### The records
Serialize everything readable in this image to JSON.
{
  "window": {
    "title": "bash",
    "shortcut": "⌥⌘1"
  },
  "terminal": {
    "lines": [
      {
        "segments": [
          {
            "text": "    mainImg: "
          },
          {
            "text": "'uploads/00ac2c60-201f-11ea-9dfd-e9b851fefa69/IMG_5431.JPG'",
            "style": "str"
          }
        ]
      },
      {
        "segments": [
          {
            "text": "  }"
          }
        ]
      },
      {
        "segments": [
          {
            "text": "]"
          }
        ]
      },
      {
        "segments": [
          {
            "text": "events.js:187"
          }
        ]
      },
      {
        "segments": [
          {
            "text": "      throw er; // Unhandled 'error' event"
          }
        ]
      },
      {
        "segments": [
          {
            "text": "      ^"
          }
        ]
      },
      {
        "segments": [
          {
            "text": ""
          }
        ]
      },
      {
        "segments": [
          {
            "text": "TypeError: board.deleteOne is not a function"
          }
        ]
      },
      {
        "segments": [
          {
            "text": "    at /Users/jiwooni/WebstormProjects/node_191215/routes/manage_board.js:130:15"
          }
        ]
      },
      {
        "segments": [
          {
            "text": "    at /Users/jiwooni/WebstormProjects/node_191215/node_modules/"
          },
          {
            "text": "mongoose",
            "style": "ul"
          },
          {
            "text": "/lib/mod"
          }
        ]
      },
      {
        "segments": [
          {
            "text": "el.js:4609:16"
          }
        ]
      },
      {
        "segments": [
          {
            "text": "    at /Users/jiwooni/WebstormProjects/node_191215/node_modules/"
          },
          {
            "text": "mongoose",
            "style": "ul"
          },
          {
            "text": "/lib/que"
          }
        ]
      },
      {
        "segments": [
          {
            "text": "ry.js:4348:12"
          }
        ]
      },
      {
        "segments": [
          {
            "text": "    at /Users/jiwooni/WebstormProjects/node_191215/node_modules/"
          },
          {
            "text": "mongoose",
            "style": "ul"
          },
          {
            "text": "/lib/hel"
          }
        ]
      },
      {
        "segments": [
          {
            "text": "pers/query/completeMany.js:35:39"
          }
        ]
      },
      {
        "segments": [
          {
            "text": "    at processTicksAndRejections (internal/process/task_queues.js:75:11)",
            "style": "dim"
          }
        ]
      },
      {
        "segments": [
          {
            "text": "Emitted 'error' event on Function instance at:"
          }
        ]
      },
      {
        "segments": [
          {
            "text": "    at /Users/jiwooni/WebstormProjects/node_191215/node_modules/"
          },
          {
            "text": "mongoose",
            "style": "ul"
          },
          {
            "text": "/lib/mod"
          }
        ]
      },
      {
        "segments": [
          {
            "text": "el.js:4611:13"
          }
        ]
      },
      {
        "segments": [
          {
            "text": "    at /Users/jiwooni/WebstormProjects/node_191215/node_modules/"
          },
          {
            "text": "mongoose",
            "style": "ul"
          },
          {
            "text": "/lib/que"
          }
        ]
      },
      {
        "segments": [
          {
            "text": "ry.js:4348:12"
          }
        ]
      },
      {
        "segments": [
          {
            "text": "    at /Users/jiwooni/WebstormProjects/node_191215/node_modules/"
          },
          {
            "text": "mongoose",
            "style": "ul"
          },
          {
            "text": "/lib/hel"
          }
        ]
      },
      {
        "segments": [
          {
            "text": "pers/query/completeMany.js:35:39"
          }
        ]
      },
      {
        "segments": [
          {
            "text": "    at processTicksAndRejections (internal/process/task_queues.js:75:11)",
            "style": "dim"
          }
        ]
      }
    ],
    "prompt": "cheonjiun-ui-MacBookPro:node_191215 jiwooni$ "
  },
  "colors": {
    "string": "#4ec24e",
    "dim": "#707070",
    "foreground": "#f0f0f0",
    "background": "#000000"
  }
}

### Exercise task
Can you reproduce all the material exactly?

### Result
Serialize everything readable in this image to JSON.
{
  "window": {
    "title": "bash",
    "shortcut": "⌥⌘1"
  },
  "terminal": {
    "lines": [
      {
        "segments": [
          {
            "text": "    mainImg: "
          },
          {
            "text": "'uploads/00ac2c60-201f-11ea-9dfd-e9b851fefa69/IMG_5431.JPG'",
            "style": "str"
          }
        ]
      },
      {
        "segments": [
          {
            "text": "  }"
          }
        ]
      },
      {
        "segments": [
          {
            "text": "]"
          }
        ]
      },
      {
        "segments": [
          {
            "text": "events.js:187"
          }
        ]
      },
      {
        "segments": [
          {
            "text": "      throw er; // Unhandled 'error' event"
          }
        ]
      },
      {
        "segments": [
          {
            "text": "      ^"
          }
        ]
      },
      {
        "segments": [
          {
            "text": ""
          }
        ]
      },
      {
        "segments": [
          {
            "text": "TypeError: board.deleteOne is not a function"
          }
        ]
      },
      {
        "segments": [
          {
            "text": "    at /Users/jiwooni/WebstormProjects/node_191215/routes/manage_board.js:130:15"
          }
        ]
      },
      {
        "segments": [
          {
            "text": "    at /Users/jiwooni/WebstormProjects/node_191215/node_modules/"
          },
          {
            "text": "mongoose",
            "style": "ul"
          },
          {
            "text": "/lib/mod"
          }
        ]
      },
      {
        "segments": [
          {
            "text": "el.js:4609:16"
          }
        ]
      },
      {
        "segments": [
          {
            "text": "    at /Users/jiwooni/WebstormProjects/node_191215/node_modules/"
          },
          {
            "text": "mongoose",
            "style": "ul"
          },
          {
            "text": "/lib/que"
          }
        ]
      },
      {
        "segments": [
          {
            "text": "ry.js:4348:12"
          }
        ]
      },
      {
        "segments": [
          {
            "text": "    at /Users/jiwooni/WebstormProjects/node_191215/node_modules/"
          },
          {
            "text": "mongoose",
            "style": "ul"
          },
          {
            "text": "/lib/hel"
          }
        ]
      },
      {
        "segments": [
          {
            "text": "pers/query/completeMany.js:35:39"
          }
        ]
      },
      {
        "segments": [
          {
            "text": "    at processTicksAndRejections (internal/process/task_queues.js:75:11)",
            "style": "dim"
          }
        ]
      },
      {
        "segments": [
          {
            "text": "Emitted 'error' event on Function instance at:"
          }
        ]
      },
      {
        "segments": [
          {
            "text": "    at /Users/jiwooni/WebstormProjects/node_191215/node_modules/"
          },
          {
            "text": "mongoose",
            "style": "ul"
          },
          {
            "text": "/lib/mod"
          }
        ]
      },
      {
        "segments": [
          {
            "text": "el.js:4611:13"
          }
        ]
      },
      {
        "segments": [
          {
            "text": "    at /Users/jiwooni/WebstormProjects/node_191215/node_modules/"
          },
          {
            "text": "mongoose",
            "style": "ul"
          },
          {
            "text": "/lib/que"
          }
        ]
      },
      {
        "segments": [
          {
            "text": "ry.js:4348:12"
          }
        ]
      },
      {
        "segments": [
          {
            "text": "    at /Users/jiwooni/WebstormProjects/node_191215/node_modules/"
          },
          {
            "text": "mongoose",
            "style": "ul"
          },
          {
            "text": "/lib/hel"
          }
        ]
      },
      {
        "segments": [
          {
            "text": "pers/query/completeMany.js:35:39"
          }
        ]
      },
      {
        "segments": [
          {
            "text": "    at processTicksAndRejections (internal/process/task_queues.js:75:11)",
            "style": "dim"
          }
        ]
      }
    ],
    "prompt": "cheonjiun-ui-MacBookPro:node_191215 jiwooni$ "
  },
  "colors": {
    "string": "#4ec24e",
    "dim": "#707070",
    "foreground": "#f0f0f0",
    "background": "#000000"
  }
}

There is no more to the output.